## Instruction
Word for word, give the material below again, minus any images.

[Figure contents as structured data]
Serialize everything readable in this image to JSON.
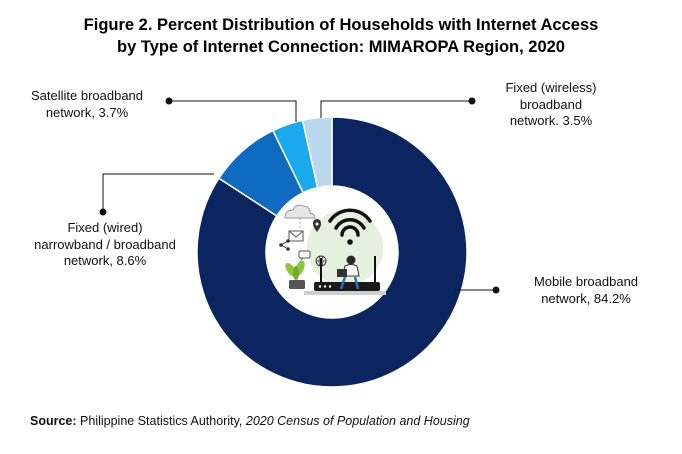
{
  "title_line1": "Figure 2. Percent Distribution of Households with Internet Access",
  "title_line2": "by Type of Internet Connection: MIMAROPA Region, 2020",
  "source": {
    "label": "Source:",
    "agency": "Philippine Statistics Authority,",
    "publication": "2020 Census of Population and Housing"
  },
  "labels": {
    "satellite": [
      "Satellite broadband",
      "network, 3.7%"
    ],
    "wireless": [
      "Fixed (wireless)",
      "broadband",
      "network. 3.5%"
    ],
    "wired": [
      "Fixed (wired)",
      "narrowband / broadband",
      "network, 8.6%"
    ],
    "mobile": [
      "Mobile broadband",
      "network, 84.2%"
    ]
  },
  "chart_data": {
    "type": "pie",
    "style": "donut",
    "title": "Figure 2. Percent Distribution of Households with Internet Access by Type of Internet Connection: MIMAROPA Region, 2020",
    "categories": [
      "Mobile broadband network",
      "Fixed (wired) narrowband / broadband network",
      "Satellite broadband network",
      "Fixed (wireless) broadband network"
    ],
    "values": [
      84.2,
      8.6,
      3.7,
      3.5
    ],
    "colors": [
      "#0b2560",
      "#0e6bc0",
      "#19a9ec",
      "#bcd6ee"
    ],
    "legend": "none"
  },
  "center_illustration_icons": [
    "cloud-icon",
    "mail-icon",
    "location-pin-icon",
    "share-icon",
    "chat-icon",
    "globe-icon",
    "wifi-icon",
    "router-icon",
    "laptop-user-icon",
    "plant-icon"
  ]
}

## Task response
Serialize everything readable in this image to JSON.
{
  "title_line1": "Figure 2. Percent Distribution of Households with Internet Access",
  "title_line2": "by Type of Internet Connection: MIMAROPA Region, 2020",
  "source": {
    "label": "Source:",
    "agency": "Philippine Statistics Authority,",
    "publication": "2020 Census of Population and Housing"
  },
  "labels": {
    "satellite": [
      "Satellite broadband",
      "network, 3.7%"
    ],
    "wireless": [
      "Fixed (wireless)",
      "broadband",
      "network. 3.5%"
    ],
    "wired": [
      "Fixed (wired)",
      "narrowband / broadband",
      "network, 8.6%"
    ],
    "mobile": [
      "Mobile broadband",
      "network, 84.2%"
    ]
  },
  "chart_data": {
    "type": "pie",
    "style": "donut",
    "title": "Figure 2. Percent Distribution of Households with Internet Access by Type of Internet Connection: MIMAROPA Region, 2020",
    "categories": [
      "Mobile broadband network",
      "Fixed (wired) narrowband / broadband network",
      "Satellite broadband network",
      "Fixed (wireless) broadband network"
    ],
    "values": [
      84.2,
      8.6,
      3.7,
      3.5
    ],
    "colors": [
      "#0b2560",
      "#0e6bc0",
      "#19a9ec",
      "#bcd6ee"
    ],
    "legend": "none"
  },
  "center_illustration_icons": [
    "cloud-icon",
    "mail-icon",
    "location-pin-icon",
    "share-icon",
    "chat-icon",
    "globe-icon",
    "wifi-icon",
    "router-icon",
    "laptop-user-icon",
    "plant-icon"
  ]
}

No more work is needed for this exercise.